### Data lines

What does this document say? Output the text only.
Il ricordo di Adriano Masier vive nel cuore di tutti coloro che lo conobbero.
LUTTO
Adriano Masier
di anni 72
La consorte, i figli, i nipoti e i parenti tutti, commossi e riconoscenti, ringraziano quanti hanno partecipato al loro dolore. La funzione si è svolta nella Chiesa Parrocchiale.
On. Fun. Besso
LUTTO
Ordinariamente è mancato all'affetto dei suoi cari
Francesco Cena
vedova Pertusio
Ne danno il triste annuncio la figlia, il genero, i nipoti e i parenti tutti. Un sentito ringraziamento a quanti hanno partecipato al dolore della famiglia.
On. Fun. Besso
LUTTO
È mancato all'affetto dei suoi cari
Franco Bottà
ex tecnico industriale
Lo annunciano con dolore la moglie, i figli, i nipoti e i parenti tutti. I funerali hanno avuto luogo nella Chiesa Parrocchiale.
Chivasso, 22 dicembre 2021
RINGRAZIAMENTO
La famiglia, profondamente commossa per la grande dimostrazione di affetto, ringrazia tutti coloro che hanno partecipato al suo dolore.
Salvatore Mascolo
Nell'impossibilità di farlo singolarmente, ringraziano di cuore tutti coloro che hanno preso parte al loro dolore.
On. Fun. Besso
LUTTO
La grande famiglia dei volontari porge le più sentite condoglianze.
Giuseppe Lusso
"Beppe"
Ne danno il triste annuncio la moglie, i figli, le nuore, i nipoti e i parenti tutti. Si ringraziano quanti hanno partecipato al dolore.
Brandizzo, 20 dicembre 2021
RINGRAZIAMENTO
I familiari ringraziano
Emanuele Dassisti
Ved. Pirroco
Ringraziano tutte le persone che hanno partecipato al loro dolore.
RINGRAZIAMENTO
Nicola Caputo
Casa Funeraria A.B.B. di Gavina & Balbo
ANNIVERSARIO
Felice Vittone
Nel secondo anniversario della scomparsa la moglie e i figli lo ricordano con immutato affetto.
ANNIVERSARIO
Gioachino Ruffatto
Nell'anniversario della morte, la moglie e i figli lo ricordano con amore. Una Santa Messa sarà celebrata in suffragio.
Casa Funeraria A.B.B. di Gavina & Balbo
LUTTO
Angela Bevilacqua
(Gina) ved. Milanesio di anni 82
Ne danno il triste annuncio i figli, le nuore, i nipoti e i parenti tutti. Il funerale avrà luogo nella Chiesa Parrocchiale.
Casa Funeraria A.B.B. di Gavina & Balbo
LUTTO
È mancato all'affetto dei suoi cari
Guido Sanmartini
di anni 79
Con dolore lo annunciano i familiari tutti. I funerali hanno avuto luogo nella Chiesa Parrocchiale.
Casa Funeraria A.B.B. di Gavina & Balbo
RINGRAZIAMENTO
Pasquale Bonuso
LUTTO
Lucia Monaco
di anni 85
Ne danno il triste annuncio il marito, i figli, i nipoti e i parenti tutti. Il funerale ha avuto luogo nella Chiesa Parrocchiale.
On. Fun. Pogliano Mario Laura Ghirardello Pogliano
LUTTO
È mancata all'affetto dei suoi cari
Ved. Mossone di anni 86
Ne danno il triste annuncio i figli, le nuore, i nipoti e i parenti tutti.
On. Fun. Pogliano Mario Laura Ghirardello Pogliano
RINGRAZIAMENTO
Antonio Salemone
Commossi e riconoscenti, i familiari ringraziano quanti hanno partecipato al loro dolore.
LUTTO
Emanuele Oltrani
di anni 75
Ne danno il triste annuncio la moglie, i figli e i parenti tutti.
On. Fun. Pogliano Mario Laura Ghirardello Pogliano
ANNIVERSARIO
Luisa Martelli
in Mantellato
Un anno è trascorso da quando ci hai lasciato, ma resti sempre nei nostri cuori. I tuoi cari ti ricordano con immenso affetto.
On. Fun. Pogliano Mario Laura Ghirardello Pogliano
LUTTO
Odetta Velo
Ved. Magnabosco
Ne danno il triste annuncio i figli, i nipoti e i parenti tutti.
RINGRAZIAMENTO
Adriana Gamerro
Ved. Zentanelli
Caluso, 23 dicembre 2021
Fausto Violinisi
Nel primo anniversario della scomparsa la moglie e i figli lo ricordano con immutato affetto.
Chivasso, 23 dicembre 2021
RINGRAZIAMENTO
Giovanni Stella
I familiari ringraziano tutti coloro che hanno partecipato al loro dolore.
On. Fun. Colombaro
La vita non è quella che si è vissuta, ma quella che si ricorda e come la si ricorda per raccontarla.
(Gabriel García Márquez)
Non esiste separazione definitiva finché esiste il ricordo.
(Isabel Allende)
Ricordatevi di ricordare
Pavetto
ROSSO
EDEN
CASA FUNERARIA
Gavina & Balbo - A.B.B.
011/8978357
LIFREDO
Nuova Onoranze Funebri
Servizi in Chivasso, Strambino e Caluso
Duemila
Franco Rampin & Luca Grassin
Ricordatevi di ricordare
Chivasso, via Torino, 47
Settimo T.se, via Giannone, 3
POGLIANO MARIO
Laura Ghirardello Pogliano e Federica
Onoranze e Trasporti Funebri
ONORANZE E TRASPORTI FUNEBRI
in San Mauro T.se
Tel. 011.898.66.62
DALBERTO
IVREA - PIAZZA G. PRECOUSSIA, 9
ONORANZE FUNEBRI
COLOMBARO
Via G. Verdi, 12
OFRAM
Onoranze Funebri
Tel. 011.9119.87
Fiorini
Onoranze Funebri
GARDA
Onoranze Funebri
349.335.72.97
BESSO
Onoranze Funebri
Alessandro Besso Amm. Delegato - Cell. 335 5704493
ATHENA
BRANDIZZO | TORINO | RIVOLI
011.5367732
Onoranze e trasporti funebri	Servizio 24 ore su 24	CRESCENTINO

######

- **Exercise goal**: Scan the material above. Copy each line where "nipoti" occurs.

- **Answer to this problem**:
La consorte, i figli, i nipoti e i parenti tutti, commossi e riconoscenti, ringraziano quanti hanno partecipato al loro dolore. La funzione si è svolta nella Chiesa Parrocchiale.
Ne danno il triste annuncio la figlia, il genero, i nipoti e i parenti tutti. Un sentito ringraziamento a quanti hanno partecipato al dolore della famiglia.
Lo annunciano con dolore la moglie, i figli, i nipoti e i parenti tutti. I funerali hanno avuto luogo nella Chiesa Parrocchiale.
Ne danno il triste annuncio la moglie, i figli, le nuore, i nipoti e i parenti tutti. Si ringraziano quanti hanno partecipato al dolore.
Ne danno il triste annuncio i figli, le nuore, i nipoti e i parenti tutti. Il funerale avrà luogo nella Chiesa Parrocchiale.
Ne danno il triste annuncio il marito, i figli, i nipoti e i parenti tutti. Il funerale ha avuto luogo nella Chiesa Parrocchiale.
Ne danno il triste annuncio i figli, le nuore, i nipoti e i parenti tutti.
Ne danno il triste annuncio i figli, i nipoti e i parenti tutti.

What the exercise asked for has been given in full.